### Task brief
All entries should be output exactly as they stand.

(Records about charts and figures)
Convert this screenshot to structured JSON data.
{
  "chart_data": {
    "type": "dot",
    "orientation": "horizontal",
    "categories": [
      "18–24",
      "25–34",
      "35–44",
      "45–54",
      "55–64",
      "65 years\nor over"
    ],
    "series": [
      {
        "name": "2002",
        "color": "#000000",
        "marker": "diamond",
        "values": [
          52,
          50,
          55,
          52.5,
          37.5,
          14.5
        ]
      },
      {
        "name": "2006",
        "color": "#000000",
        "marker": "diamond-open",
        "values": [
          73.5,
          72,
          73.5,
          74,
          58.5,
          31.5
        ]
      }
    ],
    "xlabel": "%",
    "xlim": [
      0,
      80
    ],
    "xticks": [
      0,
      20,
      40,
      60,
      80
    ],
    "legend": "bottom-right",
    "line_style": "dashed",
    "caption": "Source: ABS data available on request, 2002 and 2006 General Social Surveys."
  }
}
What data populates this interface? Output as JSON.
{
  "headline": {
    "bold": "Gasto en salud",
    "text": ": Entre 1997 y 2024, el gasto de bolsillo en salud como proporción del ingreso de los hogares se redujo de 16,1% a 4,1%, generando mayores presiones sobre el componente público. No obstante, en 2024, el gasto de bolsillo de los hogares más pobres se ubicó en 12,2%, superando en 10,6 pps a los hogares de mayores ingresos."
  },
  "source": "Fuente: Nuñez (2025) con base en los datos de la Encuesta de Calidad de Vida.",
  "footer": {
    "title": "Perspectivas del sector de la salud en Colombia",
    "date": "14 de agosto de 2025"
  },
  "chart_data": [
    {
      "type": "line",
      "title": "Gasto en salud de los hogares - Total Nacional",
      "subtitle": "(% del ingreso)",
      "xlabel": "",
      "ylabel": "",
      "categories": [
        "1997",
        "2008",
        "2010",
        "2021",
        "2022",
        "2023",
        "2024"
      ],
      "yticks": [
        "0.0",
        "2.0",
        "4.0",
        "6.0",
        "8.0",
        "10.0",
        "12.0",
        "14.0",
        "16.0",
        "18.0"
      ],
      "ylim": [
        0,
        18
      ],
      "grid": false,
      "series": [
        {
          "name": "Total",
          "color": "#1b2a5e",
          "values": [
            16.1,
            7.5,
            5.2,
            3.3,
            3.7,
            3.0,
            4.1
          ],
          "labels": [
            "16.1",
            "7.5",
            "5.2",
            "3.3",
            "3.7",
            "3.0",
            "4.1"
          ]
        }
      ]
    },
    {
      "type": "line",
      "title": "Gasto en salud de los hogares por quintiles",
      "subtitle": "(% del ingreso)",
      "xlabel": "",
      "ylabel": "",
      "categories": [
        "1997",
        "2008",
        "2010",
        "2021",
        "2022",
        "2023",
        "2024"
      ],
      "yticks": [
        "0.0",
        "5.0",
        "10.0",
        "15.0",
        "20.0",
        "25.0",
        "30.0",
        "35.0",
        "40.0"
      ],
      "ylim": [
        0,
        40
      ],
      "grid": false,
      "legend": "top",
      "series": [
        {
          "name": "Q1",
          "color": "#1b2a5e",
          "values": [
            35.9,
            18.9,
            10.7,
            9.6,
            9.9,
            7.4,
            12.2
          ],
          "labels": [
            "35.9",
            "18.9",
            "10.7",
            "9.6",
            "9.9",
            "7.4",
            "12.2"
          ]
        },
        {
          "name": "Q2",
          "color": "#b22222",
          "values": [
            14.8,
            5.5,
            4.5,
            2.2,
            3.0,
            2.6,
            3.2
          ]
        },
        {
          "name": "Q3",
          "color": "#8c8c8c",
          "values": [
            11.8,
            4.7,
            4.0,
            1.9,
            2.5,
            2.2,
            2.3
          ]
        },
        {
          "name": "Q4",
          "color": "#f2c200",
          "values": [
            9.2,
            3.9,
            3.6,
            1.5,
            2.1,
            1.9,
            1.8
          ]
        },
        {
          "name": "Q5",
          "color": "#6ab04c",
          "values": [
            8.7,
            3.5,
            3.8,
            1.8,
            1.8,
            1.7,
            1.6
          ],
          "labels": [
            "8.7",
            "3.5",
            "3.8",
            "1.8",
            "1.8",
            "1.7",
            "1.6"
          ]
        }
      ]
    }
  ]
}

### Response to this exercise
Convert this screenshot to structured JSON data.
{
  "chart_data": {
    "type": "dot",
    "orientation": "horizontal",
    "categories": [
      "18–24",
      "25–34",
      "35–44",
      "45–54",
      "55–64",
      "65 years\nor over"
    ],
    "series": [
      {
        "name": "2002",
        "color": "#000000",
        "marker": "diamond",
        "values": [
          52,
          50,
          55,
          52.5,
          37.5,
          14.5
        ]
      },
      {
        "name": "2006",
        "color": "#000000",
        "marker": "diamond-open",
        "values": [
          73.5,
          72,
          73.5,
          74,
          58.5,
          31.5
        ]
      }
    ],
    "xlabel": "%",
    "xlim": [
      0,
      80
    ],
    "xticks": [
      0,
      20,
      40,
      60,
      80
    ],
    "legend": "bottom-right",
    "line_style": "dashed",
    "caption": "Source: ABS data available on request, 2002 and 2006 General Social Surveys."
  }
}
What data populates this interface? Output as JSON.
{
  "headline": {
    "bold": "Gasto en salud",
    "text": ": Entre 1997 y 2024, el gasto de bolsillo en salud como proporción del ingreso de los hogares se redujo de 16,1% a 4,1%, generando mayores presiones sobre el componente público. No obstante, en 2024, el gasto de bolsillo de los hogares más pobres se ubicó en 12,2%, superando en 10,6 pps a los hogares de mayores ingresos."
  },
  "source": "Fuente: Nuñez (2025) con base en los datos de la Encuesta de Calidad de Vida.",
  "footer": {
    "title": "Perspectivas del sector de la salud en Colombia",
    "date": "14 de agosto de 2025"
  },
  "chart_data": [
    {
      "type": "line",
      "title": "Gasto en salud de los hogares - Total Nacional",
      "subtitle": "(% del ingreso)",
      "xlabel": "",
      "ylabel": "",
      "categories": [
        "1997",
        "2008",
        "2010",
        "2021",
        "2022",
        "2023",
        "2024"
      ],
      "yticks": [
        "0.0",
        "2.0",
        "4.0",
        "6.0",
        "8.0",
        "10.0",
        "12.0",
        "14.0",
        "16.0",
        "18.0"
      ],
      "ylim": [
        0,
        18
      ],
      "grid": false,
      "series": [
        {
          "name": "Total",
          "color": "#1b2a5e",
          "values": [
            16.1,
            7.5,
            5.2,
            3.3,
            3.7,
            3.0,
            4.1
          ],
          "labels": [
            "16.1",
            "7.5",
            "5.2",
            "3.3",
            "3.7",
            "3.0",
            "4.1"
          ]
        }
      ]
    },
    {
      "type": "line",
      "title": "Gasto en salud de los hogares por quintiles",
      "subtitle": "(% del ingreso)",
      "xlabel": "",
      "ylabel": "",
      "categories": [
        "1997",
        "2008",
        "2010",
        "2021",
        "2022",
        "2023",
        "2024"
      ],
      "yticks": [
        "0.0",
        "5.0",
        "10.0",
        "15.0",
        "20.0",
        "25.0",
        "30.0",
        "35.0",
        "40.0"
      ],
      "ylim": [
        0,
        40
      ],
      "grid": false,
      "legend": "top",
      "series": [
        {
          "name": "Q1",
          "color": "#1b2a5e",
          "values": [
            35.9,
            18.9,
            10.7,
            9.6,
            9.9,
            7.4,
            12.2
          ],
          "labels": [
            "35.9",
            "18.9",
            "10.7",
            "9.6",
            "9.9",
            "7.4",
            "12.2"
          ]
        },
        {
          "name": "Q2",
          "color": "#b22222",
          "values": [
            14.8,
            5.5,
            4.5,
            2.2,
            3.0,
            2.6,
            3.2
          ]
        },
        {
          "name": "Q3",
          "color": "#8c8c8c",
          "values": [
            11.8,
            4.7,
            4.0,
            1.9,
            2.5,
            2.2,
            2.3
          ]
        },
        {
          "name": "Q4",
          "color": "#f2c200",
          "values": [
            9.2,
            3.9,
            3.6,
            1.5,
            2.1,
            1.9,
            1.8
          ]
        },
        {
          "name": "Q5",
          "color": "#6ab04c",
          "values": [
            8.7,
            3.5,
            3.8,
            1.8,
            1.8,
            1.7,
            1.6
          ],
          "labels": [
            "8.7",
            "3.5",
            "3.8",
            "1.8",
            "1.8",
            "1.7",
            "1.6"
          ]
        }
      ]
    }
  ]
}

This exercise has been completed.